Segment Start: Document extract

Pick a development. Pick a developer. There are so many, and that is kind of the point.  Is there a real need or an artificially created need? Look at an O’Neill development proposed for Haddonfield, NJ? Residential, mixed use, and a drug rehab? Look at the density of that plan. It’s not just here – at it’s most watered down, developers all have a formula for profit, they just keep applying the same formulas everywhere they go.  Toll Brothers is another example.  Pulte. Ryan. Benson. And so on and so forth

This is how the vision of completed Worthington goes.  Does this look like the Chester County you want to see? It looks like the King of Prussia mall!

This is how the vision of completed Worthington goes. Does this look like the Chester County you want to see? It looks like the King of Prussia mall!

All of these living units add people to our roads. They add kids to the school district.  And no one ever talks about how that affects residents…until it is too late and communities are faced with a crisis.

I have no problem with developments that are thoughtfully planned with an existing community in mind.  Only you RARELY see that.

Bishop Tube is a scary hot mess. And obviously there are still issues keeping the site secure because I just found a 2017 You Tube video about Bishop Tube. I never trespassed when I photographed. I shot from the street only.

 

 

The people who need to pack the room on Monday, February 27 are the ones with legal standing as this is a zoning matter.  So that is at it’s most specific,  General Warren Village residents, and on the border Malvern Borough residents.  But I also encourage anyone who can, to go out and support these residents. That is the best thing a community can do when not all have standing.  Packed board rooms send a message.

Stand up for your communities.  If you don’t you will always get the short end of the development stick.  Bishop Tube needs to be cleaned up before development occurs.  It also needs less density.

Here is the January notice:

This photo was taken in 2010, long before I lived in Chester County. It was taken by d.coleman in June of 2010. I found it on Flickr. This is a screen shot of photo with attribution and description as found in yellow. Photographers have been photographing Bishop Tube for years and I hear that high school kids find their way onto the site as well?

This photo was taken in 2010, long before I lived in Chester County. It was taken by d.coleman in June of 2010. I found it on Flickr. This is a screen shot of photo with attribution and description as found in yellow.
Photographers have been photographing Bishop Tube for years and I hear that high school kids find their way onto the site as well?

Segment End: Document extract
Segment Start: Given records

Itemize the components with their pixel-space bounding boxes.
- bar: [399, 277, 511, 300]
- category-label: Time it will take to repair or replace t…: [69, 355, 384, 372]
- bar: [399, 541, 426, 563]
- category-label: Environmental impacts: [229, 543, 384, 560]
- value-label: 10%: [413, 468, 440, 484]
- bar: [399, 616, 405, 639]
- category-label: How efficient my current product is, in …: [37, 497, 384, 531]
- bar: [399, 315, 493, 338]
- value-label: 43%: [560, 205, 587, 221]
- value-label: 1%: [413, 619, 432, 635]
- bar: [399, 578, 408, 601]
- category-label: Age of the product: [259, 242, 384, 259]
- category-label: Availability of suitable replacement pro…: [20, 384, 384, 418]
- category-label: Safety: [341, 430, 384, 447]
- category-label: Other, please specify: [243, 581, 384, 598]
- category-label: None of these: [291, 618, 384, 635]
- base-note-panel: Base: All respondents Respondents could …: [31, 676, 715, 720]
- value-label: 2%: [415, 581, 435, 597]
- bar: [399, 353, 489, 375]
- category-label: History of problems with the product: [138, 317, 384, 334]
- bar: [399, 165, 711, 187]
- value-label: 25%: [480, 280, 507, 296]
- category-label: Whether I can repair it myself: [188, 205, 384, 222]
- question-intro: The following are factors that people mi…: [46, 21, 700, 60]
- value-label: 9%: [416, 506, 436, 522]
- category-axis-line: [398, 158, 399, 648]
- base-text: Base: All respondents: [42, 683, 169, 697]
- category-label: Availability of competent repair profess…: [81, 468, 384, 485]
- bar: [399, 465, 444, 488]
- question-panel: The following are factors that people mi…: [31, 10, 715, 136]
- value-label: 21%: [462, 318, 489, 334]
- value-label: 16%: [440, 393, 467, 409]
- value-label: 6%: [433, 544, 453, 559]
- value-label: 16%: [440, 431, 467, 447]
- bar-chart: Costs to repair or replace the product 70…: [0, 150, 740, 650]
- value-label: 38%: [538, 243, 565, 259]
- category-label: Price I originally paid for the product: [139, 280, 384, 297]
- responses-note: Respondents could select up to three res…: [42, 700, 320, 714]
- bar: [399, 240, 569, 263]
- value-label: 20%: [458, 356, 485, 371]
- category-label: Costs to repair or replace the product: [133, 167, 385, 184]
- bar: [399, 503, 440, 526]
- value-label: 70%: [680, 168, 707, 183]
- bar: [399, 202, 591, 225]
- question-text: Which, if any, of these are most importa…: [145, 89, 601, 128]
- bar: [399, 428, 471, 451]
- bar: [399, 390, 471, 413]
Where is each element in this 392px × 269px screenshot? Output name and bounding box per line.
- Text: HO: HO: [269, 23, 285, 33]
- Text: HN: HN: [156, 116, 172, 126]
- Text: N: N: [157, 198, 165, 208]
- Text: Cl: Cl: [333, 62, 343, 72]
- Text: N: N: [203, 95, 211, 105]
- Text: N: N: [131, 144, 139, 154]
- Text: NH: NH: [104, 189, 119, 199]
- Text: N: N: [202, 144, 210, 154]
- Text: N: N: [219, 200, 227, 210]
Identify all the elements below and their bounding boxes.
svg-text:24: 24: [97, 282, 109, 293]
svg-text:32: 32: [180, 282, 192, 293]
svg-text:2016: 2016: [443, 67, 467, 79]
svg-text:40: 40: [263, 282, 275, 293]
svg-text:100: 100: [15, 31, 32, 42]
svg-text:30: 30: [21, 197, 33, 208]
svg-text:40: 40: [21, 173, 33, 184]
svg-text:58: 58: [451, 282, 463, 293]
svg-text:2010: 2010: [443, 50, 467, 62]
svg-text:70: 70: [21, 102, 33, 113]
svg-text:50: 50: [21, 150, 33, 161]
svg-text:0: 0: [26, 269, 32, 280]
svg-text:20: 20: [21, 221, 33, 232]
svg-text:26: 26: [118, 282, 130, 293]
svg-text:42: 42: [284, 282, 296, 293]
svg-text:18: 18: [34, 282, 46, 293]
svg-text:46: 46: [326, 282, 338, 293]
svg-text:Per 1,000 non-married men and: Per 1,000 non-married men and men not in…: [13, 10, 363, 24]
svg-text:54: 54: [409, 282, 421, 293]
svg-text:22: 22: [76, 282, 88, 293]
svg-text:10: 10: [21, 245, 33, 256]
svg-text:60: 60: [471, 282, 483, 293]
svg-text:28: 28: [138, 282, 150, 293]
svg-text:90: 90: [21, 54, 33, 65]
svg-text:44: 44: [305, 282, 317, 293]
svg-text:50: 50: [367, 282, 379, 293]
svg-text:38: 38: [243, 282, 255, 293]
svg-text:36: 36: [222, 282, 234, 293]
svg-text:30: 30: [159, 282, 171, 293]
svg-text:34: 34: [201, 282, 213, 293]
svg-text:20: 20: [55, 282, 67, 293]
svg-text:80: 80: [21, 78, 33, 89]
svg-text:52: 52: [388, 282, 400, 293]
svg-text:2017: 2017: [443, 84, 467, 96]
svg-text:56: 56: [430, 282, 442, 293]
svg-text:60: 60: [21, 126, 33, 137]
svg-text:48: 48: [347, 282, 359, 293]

Segment End: Given records

Exercise instructions –
1 > For each of the following statements, (a), (b), and (c), state whether the post on Bishop Tube agrees with it, answering yes or no and quoting the words of the post that decide the matter: (a) The writer entered the Bishop Tube site to take photographs. (b) The meeting on Monday, February 27 concerns a zoning matter. (c) The writer holds that Bishop Tube should be cleaned up before development occurs.
2 > Carry on the post about Bishop Tube and development in Chester County, starting after its final sentence.

Per-task outputs –
1 >
(a) No: "I never trespassed when I photographed. I shot from the street only."
(b) Yes: "as this is a zoning matter"
(c) Yes: "Bishop Tube needs to be cleaned up before development occurs."

2 >
Look, O’Neill to an extent is a visionary…and a gambler. But I think to succeed where he has succeeded you can’t have one with out the other. And yes, he has been extraordinarily generous with East Whiteland’s fire company, but why is it no one in East Whiteland (much like Tredyffrin and elsewhere in Chester County) can seem to hit a pause button on development or to actually fight for residents so that development is not so painful?  Because residents are the ones who pay the piper after the first blush of ratables is concerned.  Residents deal with the traffic, infrastructure issues, basic services and first responder (police/fire/EMT) issues, overcrowding in schools.

There are so many developers, so many plans. But we live here too.  And it is time for municipalities to hear us.  Here is hoping residents totally pack the zoning hearing board on Monday February 27 at 7:15 PM at East Whiteland Township.  And I hope the residents of General Warren Village represent.

The bottom line is something is going to get built on Bishop Tube. It’s a gross, toxic eyesore.  But what gets built, how the remediation goes, and so on still has to do with how the community feels.  If residents do not turn out, they will lose one of the few opportunities they have left to have a say.

My opinion is O’Neill can do this if he wanted do it with less density. Or he could offer another use for the property that wouldn’t impact residents so horribly.  But people have to turn up and speak out. Because look at it this way: if this plan gets approved and sold to yet another developer, the community needs to lock in the plans to the best that the community can get and stomach.  And most importantly to ensure the remediation is done the best it can be, right?